▶ Exercise goal
Transcribe all of the material exactly.

— start of Data —

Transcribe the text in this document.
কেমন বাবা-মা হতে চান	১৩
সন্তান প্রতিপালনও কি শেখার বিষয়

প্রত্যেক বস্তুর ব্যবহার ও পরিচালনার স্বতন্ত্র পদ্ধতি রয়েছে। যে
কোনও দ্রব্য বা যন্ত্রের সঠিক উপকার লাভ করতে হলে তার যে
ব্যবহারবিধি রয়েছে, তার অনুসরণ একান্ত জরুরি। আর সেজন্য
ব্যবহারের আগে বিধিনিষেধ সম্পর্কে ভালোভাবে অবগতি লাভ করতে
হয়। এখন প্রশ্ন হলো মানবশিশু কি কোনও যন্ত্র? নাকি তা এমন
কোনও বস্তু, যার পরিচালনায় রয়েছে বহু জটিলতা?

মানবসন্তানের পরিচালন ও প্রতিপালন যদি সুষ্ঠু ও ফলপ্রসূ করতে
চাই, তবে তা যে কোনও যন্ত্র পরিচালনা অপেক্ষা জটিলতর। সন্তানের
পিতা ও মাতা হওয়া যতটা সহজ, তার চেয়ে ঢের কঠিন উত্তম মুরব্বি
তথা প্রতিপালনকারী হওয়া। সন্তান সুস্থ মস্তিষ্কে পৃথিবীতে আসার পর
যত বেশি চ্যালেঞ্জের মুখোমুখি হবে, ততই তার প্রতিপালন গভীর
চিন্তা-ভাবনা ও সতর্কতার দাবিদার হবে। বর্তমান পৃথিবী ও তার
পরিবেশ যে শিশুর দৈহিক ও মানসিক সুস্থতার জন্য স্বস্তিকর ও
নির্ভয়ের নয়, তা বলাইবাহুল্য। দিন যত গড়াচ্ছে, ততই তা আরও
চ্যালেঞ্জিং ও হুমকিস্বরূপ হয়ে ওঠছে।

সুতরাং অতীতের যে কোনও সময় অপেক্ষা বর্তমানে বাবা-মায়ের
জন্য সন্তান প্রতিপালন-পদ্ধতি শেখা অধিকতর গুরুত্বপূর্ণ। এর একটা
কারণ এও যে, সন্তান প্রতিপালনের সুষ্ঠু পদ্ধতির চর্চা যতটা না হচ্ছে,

— end of Data —

▶ Result for this exercise
Transcribe the text in this document.
কেমন বাবা-মা হতে চান	১৩
সন্তান প্রতিপালনও কি শেখার বিষয়

প্রত্যেক বস্তুর ব্যবহার ও পরিচালনার স্বতন্ত্র পদ্ধতি রয়েছে। যে
কোনও দ্রব্য বা যন্ত্রের সঠিক উপকার লাভ করতে হলে তার যে
ব্যবহারবিধি রয়েছে, তার অনুসরণ একান্ত জরুরি। আর সেজন্য
ব্যবহারের আগে বিধিনিষেধ সম্পর্কে ভালোভাবে অবগতি লাভ করতে
হয়। এখন প্রশ্ন হলো মানবশিশু কি কোনও যন্ত্র? নাকি তা এমন
কোনও বস্তু, যার পরিচালনায় রয়েছে বহু জটিলতা?

মানবসন্তানের পরিচালন ও প্রতিপালন যদি সুষ্ঠু ও ফলপ্রসূ করতে
চাই, তবে তা যে কোনও যন্ত্র পরিচালনা অপেক্ষা জটিলতর। সন্তানের
পিতা ও মাতা হওয়া যতটা সহজ, তার চেয়ে ঢের কঠিন উত্তম মুরব্বি
তথা প্রতিপালনকারী হওয়া। সন্তান সুস্থ মস্তিষ্কে পৃথিবীতে আসার পর
যত বেশি চ্যালেঞ্জের মুখোমুখি হবে, ততই তার প্রতিপালন গভীর
চিন্তা-ভাবনা ও সতর্কতার দাবিদার হবে। বর্তমান পৃথিবী ও তার
পরিবেশ যে শিশুর দৈহিক ও মানসিক সুস্থতার জন্য স্বস্তিকর ও
নির্ভয়ের নয়, তা বলাইবাহুল্য। দিন যত গড়াচ্ছে, ততই তা আরও
চ্যালেঞ্জিং ও হুমকিস্বরূপ হয়ে ওঠছে।

সুতরাং অতীতের যে কোনও সময় অপেক্ষা বর্তমানে বাবা-মায়ের
জন্য সন্তান প্রতিপালন-পদ্ধতি শেখা অধিকতর গুরুত্বপূর্ণ। এর একটা
কারণ এও যে, সন্তান প্রতিপালনের সুষ্ঠু পদ্ধতির চর্চা যতটা না হচ্ছে,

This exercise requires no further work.